AIM OF THE TASK:
Write every record out again exactly, and keep images out of it.

--- Start of DATA ENTRIES ---

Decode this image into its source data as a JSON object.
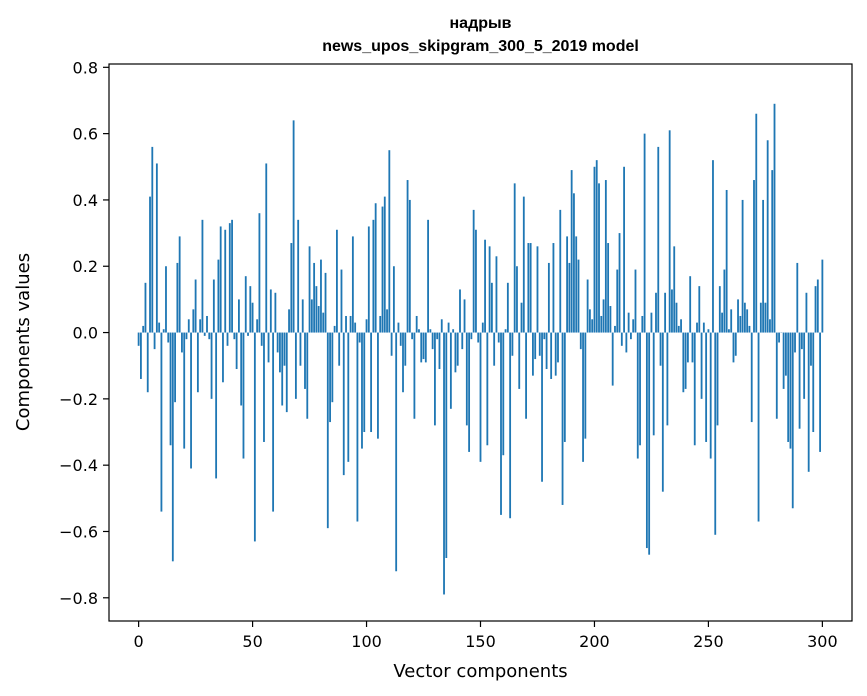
{
  "chart_data": {
    "type": "bar",
    "title": "надрыв",
    "subtitle": "news_upos_skipgram_300_5_2019 model",
    "xlabel": "Vector components",
    "ylabel": "Components values",
    "xlim": [
      -13,
      313
    ],
    "ylim": [
      -0.87,
      0.81
    ],
    "x_ticks": [
      0,
      50,
      100,
      150,
      200,
      250,
      300
    ],
    "x_tick_labels": [
      "0",
      "50",
      "100",
      "150",
      "200",
      "250",
      "300"
    ],
    "y_ticks": [
      -0.8,
      -0.6,
      -0.4,
      -0.2,
      0.0,
      0.2,
      0.4,
      0.6,
      0.8
    ],
    "y_tick_labels": [
      "−0.8",
      "−0.6",
      "−0.4",
      "−0.2",
      "0.0",
      "0.2",
      "0.4",
      "0.6",
      "0.8"
    ],
    "bar_color": "#1f77b4",
    "grid": false,
    "legend": "none",
    "series": [
      {
        "name": "надрыв",
        "values": [
          -0.04,
          -0.14,
          0.02,
          0.15,
          -0.18,
          0.41,
          0.56,
          -0.05,
          0.51,
          0.03,
          -0.54,
          0.01,
          0.2,
          -0.03,
          -0.34,
          -0.69,
          -0.21,
          0.21,
          0.29,
          -0.06,
          -0.35,
          -0.02,
          0.04,
          -0.41,
          0.07,
          0.16,
          -0.18,
          0.04,
          0.34,
          -0.01,
          0.05,
          -0.02,
          -0.2,
          0.16,
          -0.44,
          0.22,
          0.32,
          -0.15,
          0.31,
          -0.04,
          0.33,
          0.34,
          -0.02,
          -0.11,
          0.1,
          -0.22,
          -0.38,
          0.17,
          -0.01,
          0.14,
          0.09,
          -0.63,
          0.04,
          0.36,
          -0.04,
          -0.33,
          0.51,
          -0.09,
          0.13,
          -0.54,
          0.12,
          -0.06,
          -0.12,
          -0.22,
          -0.1,
          -0.24,
          0.07,
          0.27,
          0.64,
          -0.2,
          0.34,
          -0.1,
          0.1,
          -0.17,
          -0.26,
          0.26,
          0.1,
          0.21,
          0.14,
          0.08,
          0.22,
          0.06,
          0.18,
          -0.59,
          -0.27,
          -0.21,
          0.02,
          0.31,
          -0.1,
          0.19,
          -0.43,
          0.05,
          -0.39,
          0.05,
          0.29,
          0.03,
          -0.57,
          -0.03,
          -0.35,
          -0.3,
          0.04,
          0.32,
          -0.3,
          0.34,
          0.39,
          -0.32,
          0.05,
          0.38,
          0.41,
          0.07,
          0.55,
          -0.07,
          0.2,
          -0.72,
          0.03,
          -0.04,
          -0.18,
          -0.1,
          0.46,
          0.4,
          -0.02,
          -0.26,
          0.05,
          0.01,
          -0.09,
          -0.08,
          -0.09,
          0.34,
          0.01,
          -0.05,
          -0.28,
          -0.02,
          -0.11,
          0.04,
          -0.79,
          -0.68,
          0.03,
          -0.23,
          0.01,
          -0.12,
          -0.1,
          0.13,
          -0.05,
          0.1,
          -0.28,
          -0.36,
          -0.02,
          0.37,
          0.31,
          -0.03,
          -0.39,
          0.03,
          0.28,
          -0.34,
          0.26,
          0.15,
          -0.1,
          0.23,
          -0.03,
          -0.55,
          -0.37,
          0.01,
          0.15,
          -0.56,
          -0.07,
          0.45,
          0.2,
          -0.17,
          0.09,
          0.41,
          -0.26,
          0.27,
          0.27,
          -0.13,
          -0.08,
          0.26,
          -0.07,
          -0.45,
          -0.02,
          -0.11,
          0.21,
          -0.14,
          0.27,
          -0.13,
          -0.09,
          0.37,
          -0.52,
          -0.33,
          0.29,
          0.21,
          0.49,
          0.42,
          0.29,
          0.22,
          -0.05,
          -0.39,
          -0.32,
          0.16,
          0.07,
          0.04,
          0.5,
          0.52,
          0.45,
          0.05,
          0.1,
          0.46,
          0.27,
          0.08,
          -0.16,
          0.02,
          0.19,
          0.3,
          -0.04,
          0.5,
          -0.06,
          0.06,
          -0.02,
          0.04,
          0.19,
          -0.38,
          -0.34,
          0.05,
          0.6,
          -0.65,
          -0.67,
          0.06,
          -0.31,
          0.12,
          0.56,
          -0.1,
          -0.48,
          0.12,
          -0.28,
          0.61,
          0.13,
          0.26,
          0.09,
          0.02,
          0.04,
          -0.18,
          -0.17,
          -0.09,
          0.17,
          -0.09,
          -0.34,
          0.03,
          0.14,
          -0.2,
          0.03,
          -0.33,
          0.01,
          -0.38,
          0.52,
          -0.61,
          -0.28,
          0.14,
          0.06,
          0.19,
          0.43,
          0.01,
          0.07,
          -0.09,
          -0.07,
          0.1,
          0.05,
          0.4,
          0.09,
          0.07,
          0.02,
          -0.27,
          0.46,
          0.66,
          -0.57,
          0.09,
          0.4,
          0.09,
          0.58,
          0.04,
          0.49,
          0.69,
          -0.26,
          -0.03,
          0.0,
          -0.17,
          -0.13,
          -0.33,
          -0.35,
          -0.53,
          -0.06,
          0.21,
          -0.29,
          -0.05,
          -0.2,
          0.12,
          -0.42,
          -0.1,
          -0.3,
          0.14,
          0.16,
          -0.36,
          0.22
        ]
      }
    ]
  }
}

--- End of DATA ENTRIES ---

THE RESPONSE:
Decode this image into its source data as a JSON object.
{
  "chart_data": {
    "type": "bar",
    "title": "надрыв",
    "subtitle": "news_upos_skipgram_300_5_2019 model",
    "xlabel": "Vector components",
    "ylabel": "Components values",
    "xlim": [
      -13,
      313
    ],
    "ylim": [
      -0.87,
      0.81
    ],
    "x_ticks": [
      0,
      50,
      100,
      150,
      200,
      250,
      300
    ],
    "x_tick_labels": [
      "0",
      "50",
      "100",
      "150",
      "200",
      "250",
      "300"
    ],
    "y_ticks": [
      -0.8,
      -0.6,
      -0.4,
      -0.2,
      0.0,
      0.2,
      0.4,
      0.6,
      0.8
    ],
    "y_tick_labels": [
      "−0.8",
      "−0.6",
      "−0.4",
      "−0.2",
      "0.0",
      "0.2",
      "0.4",
      "0.6",
      "0.8"
    ],
    "bar_color": "#1f77b4",
    "grid": false,
    "legend": "none",
    "series": [
      {
        "name": "надрыв",
        "values": [
          -0.04,
          -0.14,
          0.02,
          0.15,
          -0.18,
          0.41,
          0.56,
          -0.05,
          0.51,
          0.03,
          -0.54,
          0.01,
          0.2,
          -0.03,
          -0.34,
          -0.69,
          -0.21,
          0.21,
          0.29,
          -0.06,
          -0.35,
          -0.02,
          0.04,
          -0.41,
          0.07,
          0.16,
          -0.18,
          0.04,
          0.34,
          -0.01,
          0.05,
          -0.02,
          -0.2,
          0.16,
          -0.44,
          0.22,
          0.32,
          -0.15,
          0.31,
          -0.04,
          0.33,
          0.34,
          -0.02,
          -0.11,
          0.1,
          -0.22,
          -0.38,
          0.17,
          -0.01,
          0.14,
          0.09,
          -0.63,
          0.04,
          0.36,
          -0.04,
          -0.33,
          0.51,
          -0.09,
          0.13,
          -0.54,
          0.12,
          -0.06,
          -0.12,
          -0.22,
          -0.1,
          -0.24,
          0.07,
          0.27,
          0.64,
          -0.2,
          0.34,
          -0.1,
          0.1,
          -0.17,
          -0.26,
          0.26,
          0.1,
          0.21,
          0.14,
          0.08,
          0.22,
          0.06,
          0.18,
          -0.59,
          -0.27,
          -0.21,
          0.02,
          0.31,
          -0.1,
          0.19,
          -0.43,
          0.05,
          -0.39,
          0.05,
          0.29,
          0.03,
          -0.57,
          -0.03,
          -0.35,
          -0.3,
          0.04,
          0.32,
          -0.3,
          0.34,
          0.39,
          -0.32,
          0.05,
          0.38,
          0.41,
          0.07,
          0.55,
          -0.07,
          0.2,
          -0.72,
          0.03,
          -0.04,
          -0.18,
          -0.1,
          0.46,
          0.4,
          -0.02,
          -0.26,
          0.05,
          0.01,
          -0.09,
          -0.08,
          -0.09,
          0.34,
          0.01,
          -0.05,
          -0.28,
          -0.02,
          -0.11,
          0.04,
          -0.79,
          -0.68,
          0.03,
          -0.23,
          0.01,
          -0.12,
          -0.1,
          0.13,
          -0.05,
          0.1,
          -0.28,
          -0.36,
          -0.02,
          0.37,
          0.31,
          -0.03,
          -0.39,
          0.03,
          0.28,
          -0.34,
          0.26,
          0.15,
          -0.1,
          0.23,
          -0.03,
          -0.55,
          -0.37,
          0.01,
          0.15,
          -0.56,
          -0.07,
          0.45,
          0.2,
          -0.17,
          0.09,
          0.41,
          -0.26,
          0.27,
          0.27,
          -0.13,
          -0.08,
          0.26,
          -0.07,
          -0.45,
          -0.02,
          -0.11,
          0.21,
          -0.14,
          0.27,
          -0.13,
          -0.09,
          0.37,
          -0.52,
          -0.33,
          0.29,
          0.21,
          0.49,
          0.42,
          0.29,
          0.22,
          -0.05,
          -0.39,
          -0.32,
          0.16,
          0.07,
          0.04,
          0.5,
          0.52,
          0.45,
          0.05,
          0.1,
          0.46,
          0.27,
          0.08,
          -0.16,
          0.02,
          0.19,
          0.3,
          -0.04,
          0.5,
          -0.06,
          0.06,
          -0.02,
          0.04,
          0.19,
          -0.38,
          -0.34,
          0.05,
          0.6,
          -0.65,
          -0.67,
          0.06,
          -0.31,
          0.12,
          0.56,
          -0.1,
          -0.48,
          0.12,
          -0.28,
          0.61,
          0.13,
          0.26,
          0.09,
          0.02,
          0.04,
          -0.18,
          -0.17,
          -0.09,
          0.17,
          -0.09,
          -0.34,
          0.03,
          0.14,
          -0.2,
          0.03,
          -0.33,
          0.01,
          -0.38,
          0.52,
          -0.61,
          -0.28,
          0.14,
          0.06,
          0.19,
          0.43,
          0.01,
          0.07,
          -0.09,
          -0.07,
          0.1,
          0.05,
          0.4,
          0.09,
          0.07,
          0.02,
          -0.27,
          0.46,
          0.66,
          -0.57,
          0.09,
          0.4,
          0.09,
          0.58,
          0.04,
          0.49,
          0.69,
          -0.26,
          -0.03,
          0.0,
          -0.17,
          -0.13,
          -0.33,
          -0.35,
          -0.53,
          -0.06,
          0.21,
          -0.29,
          -0.05,
          -0.2,
          0.12,
          -0.42,
          -0.1,
          -0.3,
          0.14,
          0.16,
          -0.36,
          0.22
        ]
      }
    ]
  }
}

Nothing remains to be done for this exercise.